- _What the exercise asks_: Present each line of the entries below that holds the word "BEDROOMS".

━━━ Stored rows

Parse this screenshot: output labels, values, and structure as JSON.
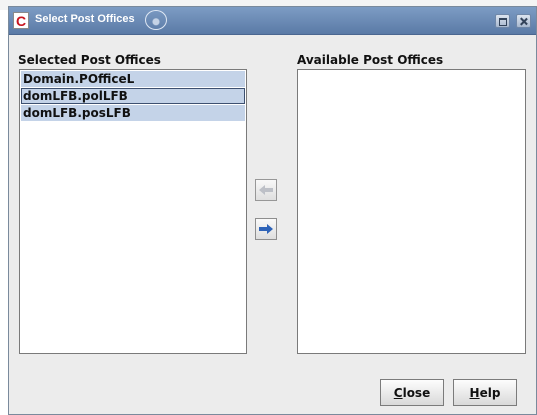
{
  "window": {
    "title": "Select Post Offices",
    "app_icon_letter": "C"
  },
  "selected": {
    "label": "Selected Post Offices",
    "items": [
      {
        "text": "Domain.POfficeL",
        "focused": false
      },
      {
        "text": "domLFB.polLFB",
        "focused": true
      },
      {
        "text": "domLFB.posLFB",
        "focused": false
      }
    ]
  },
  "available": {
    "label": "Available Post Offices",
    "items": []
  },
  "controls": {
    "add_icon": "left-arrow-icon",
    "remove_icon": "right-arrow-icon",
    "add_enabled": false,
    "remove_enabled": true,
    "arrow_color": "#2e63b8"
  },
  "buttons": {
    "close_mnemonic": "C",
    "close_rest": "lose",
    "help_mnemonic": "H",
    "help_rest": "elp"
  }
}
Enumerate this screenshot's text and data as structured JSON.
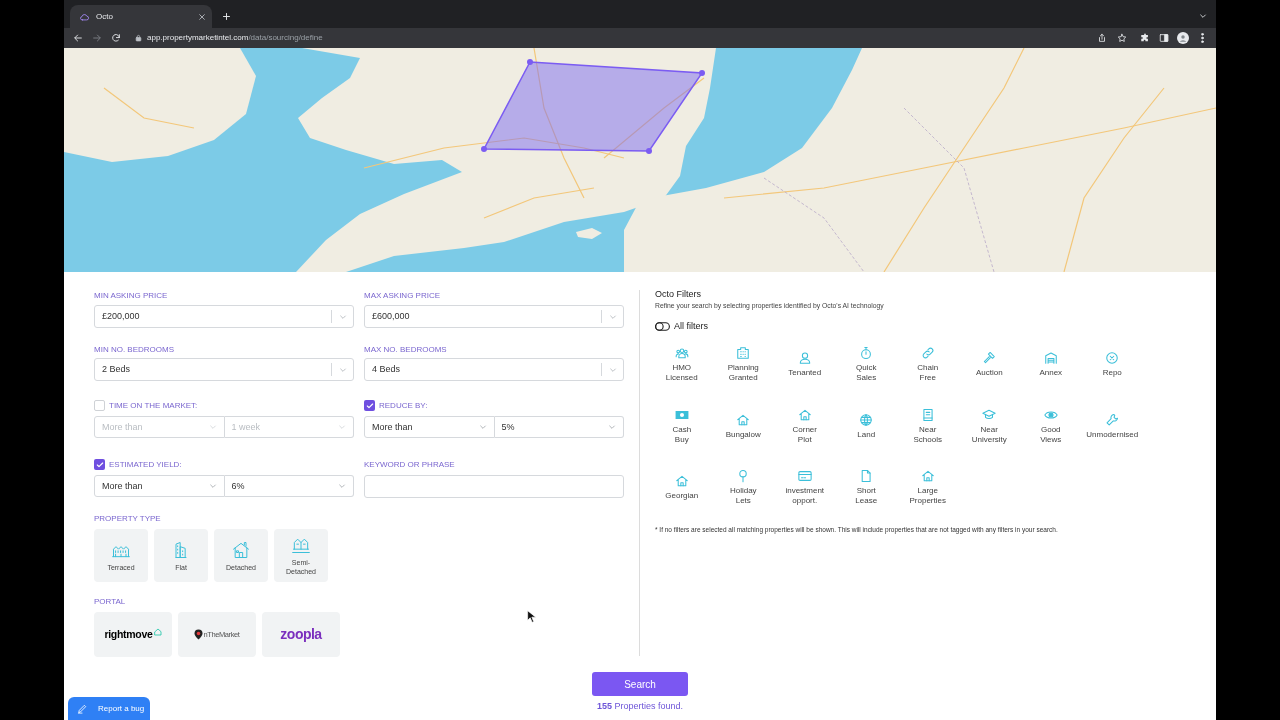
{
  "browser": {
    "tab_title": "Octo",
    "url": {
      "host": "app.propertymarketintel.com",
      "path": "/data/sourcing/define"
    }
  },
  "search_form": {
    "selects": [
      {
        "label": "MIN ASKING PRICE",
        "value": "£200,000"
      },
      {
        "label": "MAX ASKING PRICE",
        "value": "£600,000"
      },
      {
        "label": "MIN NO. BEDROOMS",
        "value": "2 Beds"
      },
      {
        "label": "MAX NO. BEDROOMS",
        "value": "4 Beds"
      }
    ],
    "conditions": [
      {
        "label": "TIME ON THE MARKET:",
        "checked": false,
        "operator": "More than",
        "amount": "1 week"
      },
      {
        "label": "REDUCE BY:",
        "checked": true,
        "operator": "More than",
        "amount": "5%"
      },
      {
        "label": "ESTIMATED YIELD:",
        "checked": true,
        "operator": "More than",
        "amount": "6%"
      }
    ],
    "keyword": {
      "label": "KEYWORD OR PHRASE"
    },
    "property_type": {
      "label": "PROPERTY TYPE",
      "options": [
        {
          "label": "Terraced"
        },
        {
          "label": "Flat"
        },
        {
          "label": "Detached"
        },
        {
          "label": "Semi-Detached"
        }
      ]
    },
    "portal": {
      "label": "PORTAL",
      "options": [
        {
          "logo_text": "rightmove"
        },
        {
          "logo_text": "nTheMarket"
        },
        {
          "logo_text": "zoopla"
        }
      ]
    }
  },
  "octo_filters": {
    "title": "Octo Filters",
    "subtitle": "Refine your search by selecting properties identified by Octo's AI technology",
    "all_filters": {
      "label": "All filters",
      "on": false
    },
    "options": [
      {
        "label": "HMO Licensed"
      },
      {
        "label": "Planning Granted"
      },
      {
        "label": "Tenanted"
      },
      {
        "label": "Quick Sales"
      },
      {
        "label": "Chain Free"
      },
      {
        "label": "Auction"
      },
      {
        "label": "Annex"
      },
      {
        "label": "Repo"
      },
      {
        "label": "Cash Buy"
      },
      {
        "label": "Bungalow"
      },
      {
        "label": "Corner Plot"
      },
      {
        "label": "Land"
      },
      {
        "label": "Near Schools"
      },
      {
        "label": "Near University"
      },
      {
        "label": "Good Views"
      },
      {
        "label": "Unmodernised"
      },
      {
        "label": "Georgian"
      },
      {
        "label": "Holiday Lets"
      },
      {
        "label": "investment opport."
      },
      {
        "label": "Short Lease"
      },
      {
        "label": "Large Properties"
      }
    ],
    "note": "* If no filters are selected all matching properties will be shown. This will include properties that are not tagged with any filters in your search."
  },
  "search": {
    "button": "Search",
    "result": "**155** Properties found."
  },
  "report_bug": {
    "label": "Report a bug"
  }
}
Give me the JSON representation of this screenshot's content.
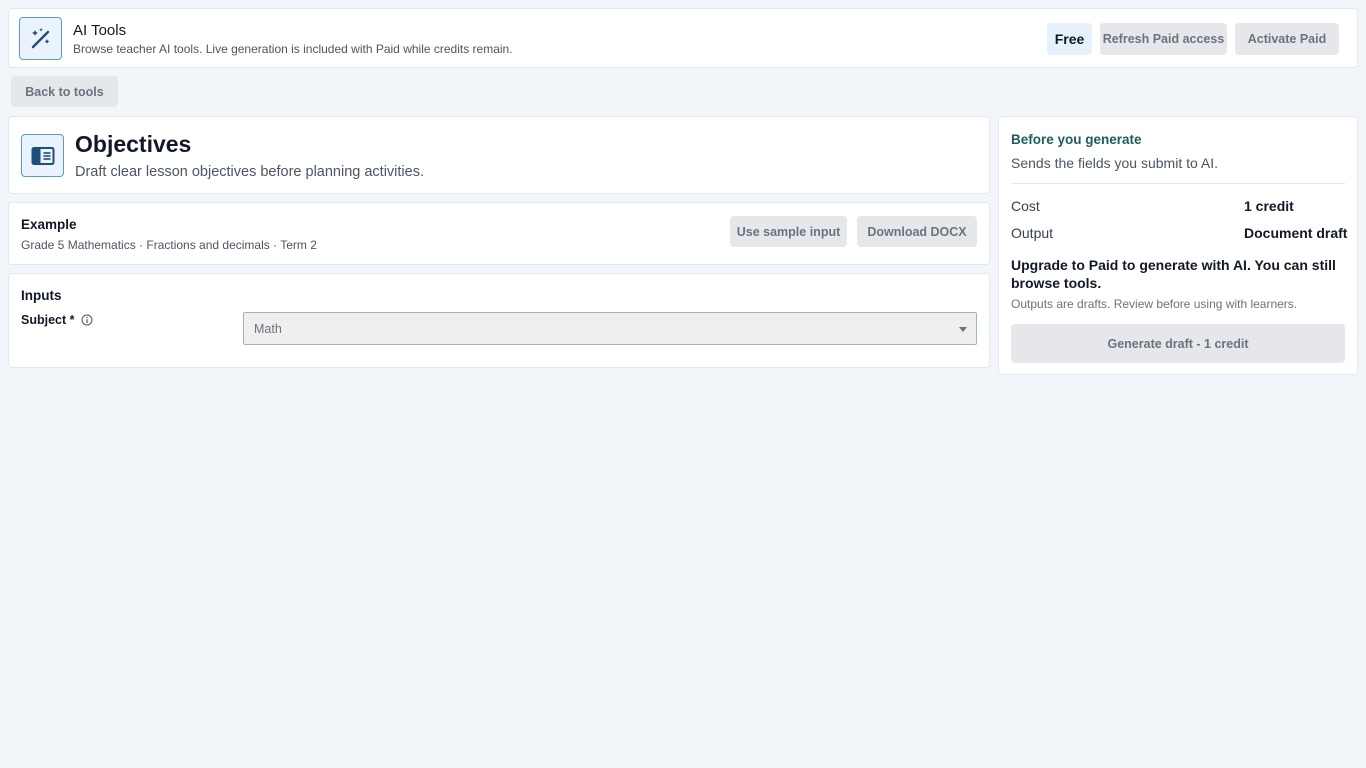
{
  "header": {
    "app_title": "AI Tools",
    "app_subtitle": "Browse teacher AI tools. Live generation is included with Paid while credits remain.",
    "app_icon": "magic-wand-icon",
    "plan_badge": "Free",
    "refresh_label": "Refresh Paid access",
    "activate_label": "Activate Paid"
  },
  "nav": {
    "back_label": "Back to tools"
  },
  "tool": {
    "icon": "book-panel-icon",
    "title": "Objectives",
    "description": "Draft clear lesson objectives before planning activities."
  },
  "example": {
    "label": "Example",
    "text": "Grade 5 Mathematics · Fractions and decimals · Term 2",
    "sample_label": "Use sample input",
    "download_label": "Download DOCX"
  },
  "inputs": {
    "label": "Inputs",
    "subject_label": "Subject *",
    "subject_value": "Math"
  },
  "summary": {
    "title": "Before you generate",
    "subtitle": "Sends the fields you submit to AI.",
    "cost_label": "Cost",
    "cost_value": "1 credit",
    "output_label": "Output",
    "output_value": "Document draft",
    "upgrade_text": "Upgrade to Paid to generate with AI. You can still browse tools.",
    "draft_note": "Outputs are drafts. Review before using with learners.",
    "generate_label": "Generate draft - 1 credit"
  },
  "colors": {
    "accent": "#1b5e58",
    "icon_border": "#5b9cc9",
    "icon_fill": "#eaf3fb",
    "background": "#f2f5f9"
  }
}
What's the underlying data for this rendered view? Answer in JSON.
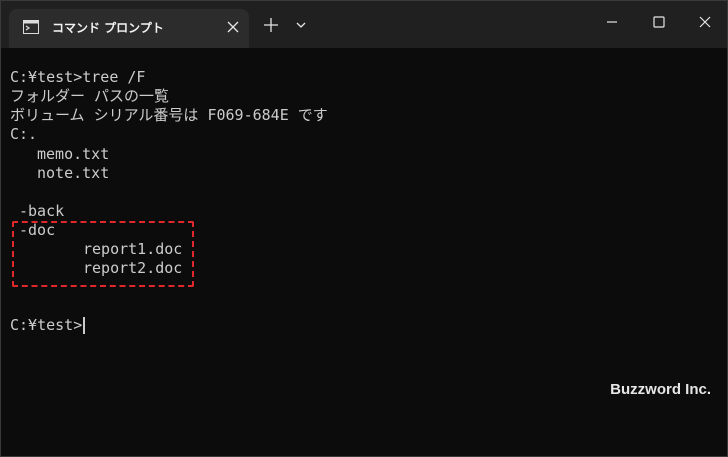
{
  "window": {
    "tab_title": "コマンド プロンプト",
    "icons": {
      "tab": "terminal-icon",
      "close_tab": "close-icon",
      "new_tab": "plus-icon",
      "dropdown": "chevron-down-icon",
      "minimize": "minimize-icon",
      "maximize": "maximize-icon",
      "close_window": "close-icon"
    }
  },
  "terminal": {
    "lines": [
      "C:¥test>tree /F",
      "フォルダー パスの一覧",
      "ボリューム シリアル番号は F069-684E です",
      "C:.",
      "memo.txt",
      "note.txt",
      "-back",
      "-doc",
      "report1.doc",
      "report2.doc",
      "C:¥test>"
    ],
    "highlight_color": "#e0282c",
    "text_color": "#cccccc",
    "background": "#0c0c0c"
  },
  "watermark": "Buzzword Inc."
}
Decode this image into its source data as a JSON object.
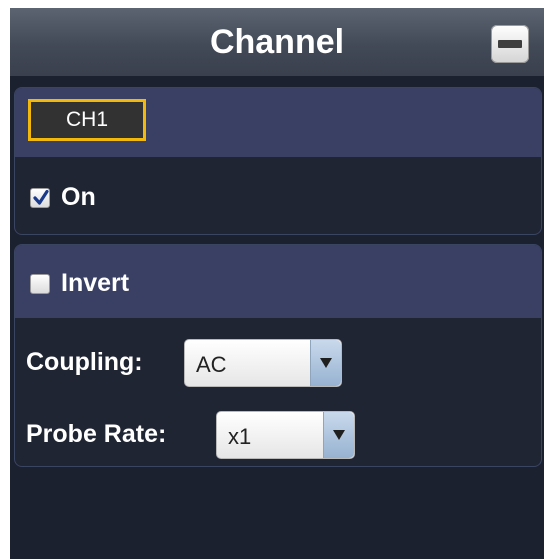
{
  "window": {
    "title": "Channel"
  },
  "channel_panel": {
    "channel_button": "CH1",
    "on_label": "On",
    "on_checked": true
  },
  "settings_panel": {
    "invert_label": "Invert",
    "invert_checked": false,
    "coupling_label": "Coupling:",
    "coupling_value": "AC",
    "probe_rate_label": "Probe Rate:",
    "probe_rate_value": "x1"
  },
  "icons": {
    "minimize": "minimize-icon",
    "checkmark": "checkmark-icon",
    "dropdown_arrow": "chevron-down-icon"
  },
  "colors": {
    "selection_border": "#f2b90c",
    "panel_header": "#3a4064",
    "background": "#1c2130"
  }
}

━━━━━━

- _Right answer_:
        "label": "MIN NO. BEDROOMS",
        "label": "MAX NO. BEDROOMS",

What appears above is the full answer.